> _Problem details_: Restate each line word for word. Leave out every picture.

> _Provided records_:
begin

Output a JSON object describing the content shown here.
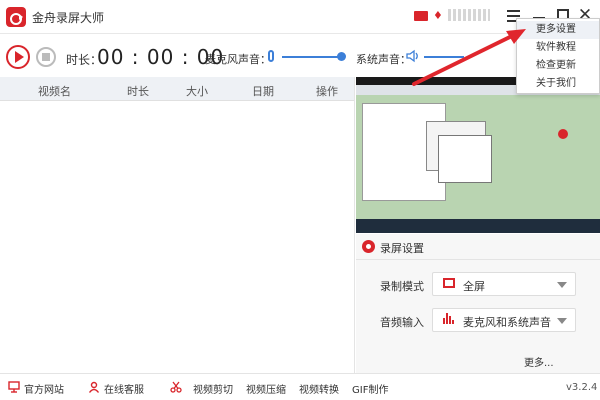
{
  "app": {
    "title": "金舟录屏大师"
  },
  "titlebar": {
    "icons": [
      "mail-icon",
      "gem-icon",
      "menu-icon",
      "minimize-icon",
      "maximize-icon",
      "close-icon"
    ],
    "close_glyph": "✕"
  },
  "menu": {
    "items": [
      {
        "label": "更多设置"
      },
      {
        "label": "软件教程"
      },
      {
        "label": "检查更新"
      },
      {
        "label": "关于我们"
      }
    ]
  },
  "toolbar": {
    "duration_label": "时长：",
    "timer": "00 : 00 : 00",
    "mic_label": "麦克风声音：",
    "system_label": "系统声音："
  },
  "table": {
    "columns": [
      "视频名",
      "时长",
      "大小",
      "日期",
      "操作"
    ]
  },
  "settings": {
    "title": "录屏设置",
    "mode_label": "录制模式",
    "mode_value": "全屏",
    "audio_label": "音频输入",
    "audio_value": "麦克风和系统声音",
    "more_label": "更多..."
  },
  "footer": {
    "items": [
      {
        "label": "官方网站",
        "icon": "monitor-icon"
      },
      {
        "label": "在线客服",
        "icon": "person-icon"
      },
      {
        "label": "视频剪切",
        "icon": "scissors-icon"
      },
      {
        "label": "视频压缩"
      },
      {
        "label": "视频转换"
      },
      {
        "label": "GIF制作"
      }
    ],
    "version": "v3.2.4"
  },
  "colors": {
    "accent": "#d9252b",
    "slider": "#3c7fd8",
    "header_bg": "#eef1f5"
  }
}
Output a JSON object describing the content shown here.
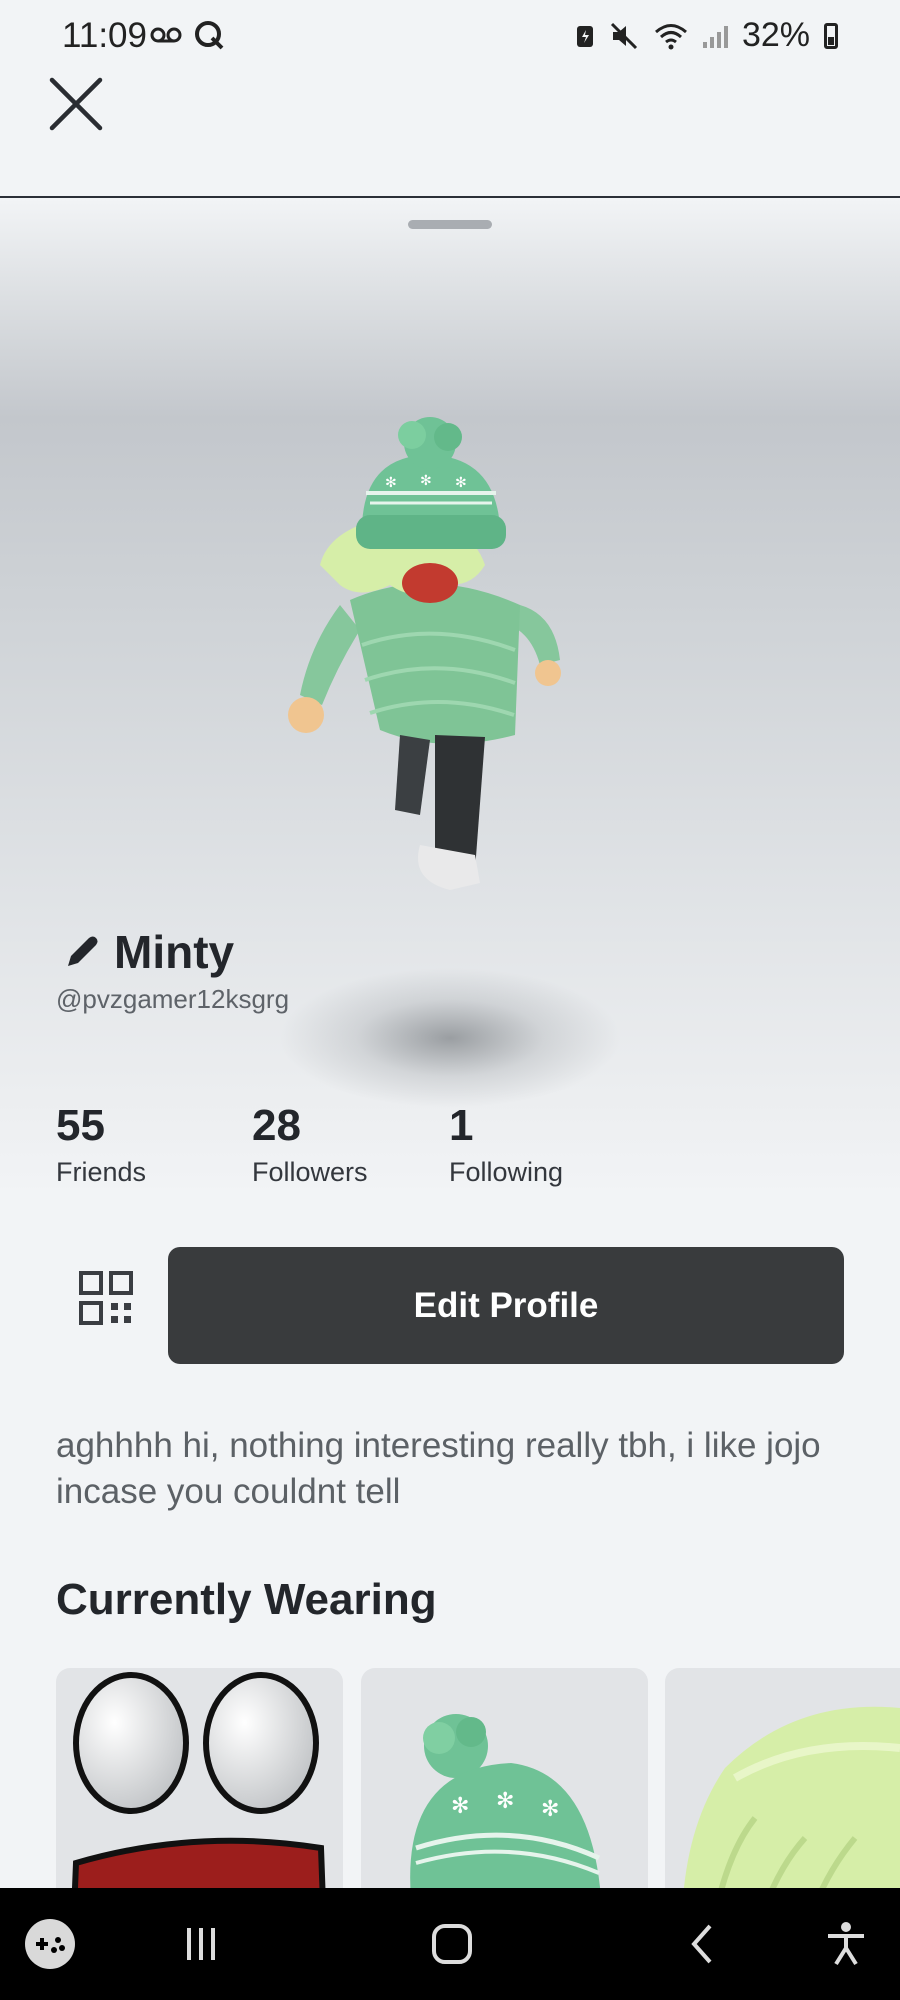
{
  "status_bar": {
    "time": "11:09",
    "battery": "32%"
  },
  "profile": {
    "display_name": "Minty",
    "username": "@pvzgamer12ksgrg",
    "bio": "aghhhh hi, nothing interesting really tbh, i like jojo incase you couldnt tell"
  },
  "stats": [
    {
      "value": "55",
      "label": "Friends"
    },
    {
      "value": "28",
      "label": "Followers"
    },
    {
      "value": "1",
      "label": "Following"
    }
  ],
  "actions": {
    "edit_profile": "Edit Profile"
  },
  "sections": {
    "currently_wearing": "Currently Wearing"
  },
  "wearing_items": [
    {
      "icon": "face-icon"
    },
    {
      "icon": "beanie-hat-icon"
    },
    {
      "icon": "hair-icon"
    }
  ],
  "colors": {
    "edit_button_bg": "#393b3d",
    "beanie_green": "#6fc296",
    "hair_green": "#d6eea8"
  }
}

end

> _Correct response_:
Output a JSON object describing the content shown here.
{
  "app": {
    "title": "金舟录屏大师"
  },
  "titlebar": {
    "icons": [
      "mail-icon",
      "gem-icon",
      "menu-icon",
      "minimize-icon",
      "maximize-icon",
      "close-icon"
    ],
    "close_glyph": "✕"
  },
  "menu": {
    "items": [
      {
        "label": "更多设置"
      },
      {
        "label": "软件教程"
      },
      {
        "label": "检查更新"
      },
      {
        "label": "关于我们"
      }
    ]
  },
  "toolbar": {
    "duration_label": "时长：",
    "timer": "00 : 00 : 00",
    "mic_label": "麦克风声音：",
    "system_label": "系统声音："
  },
  "table": {
    "columns": [
      "视频名",
      "时长",
      "大小",
      "日期",
      "操作"
    ]
  },
  "settings": {
    "title": "录屏设置",
    "mode_label": "录制模式",
    "mode_value": "全屏",
    "audio_label": "音频输入",
    "audio_value": "麦克风和系统声音",
    "more_label": "更多..."
  },
  "footer": {
    "items": [
      {
        "label": "官方网站",
        "icon": "monitor-icon"
      },
      {
        "label": "在线客服",
        "icon": "person-icon"
      },
      {
        "label": "视频剪切",
        "icon": "scissors-icon"
      },
      {
        "label": "视频压缩"
      },
      {
        "label": "视频转换"
      },
      {
        "label": "GIF制作"
      }
    ],
    "version": "v3.2.4"
  },
  "colors": {
    "accent": "#d9252b",
    "slider": "#3c7fd8",
    "header_bg": "#eef1f5"
  }
}
Output a JSON object describing the content shown here.
{
  "status_bar": {
    "time": "11:09",
    "battery": "32%"
  },
  "profile": {
    "display_name": "Minty",
    "username": "@pvzgamer12ksgrg",
    "bio": "aghhhh hi, nothing interesting really tbh, i like jojo incase you couldnt tell"
  },
  "stats": [
    {
      "value": "55",
      "label": "Friends"
    },
    {
      "value": "28",
      "label": "Followers"
    },
    {
      "value": "1",
      "label": "Following"
    }
  ],
  "actions": {
    "edit_profile": "Edit Profile"
  },
  "sections": {
    "currently_wearing": "Currently Wearing"
  },
  "wearing_items": [
    {
      "icon": "face-icon"
    },
    {
      "icon": "beanie-hat-icon"
    },
    {
      "icon": "hair-icon"
    }
  ],
  "colors": {
    "edit_button_bg": "#393b3d",
    "beanie_green": "#6fc296",
    "hair_green": "#d6eea8"
  }
}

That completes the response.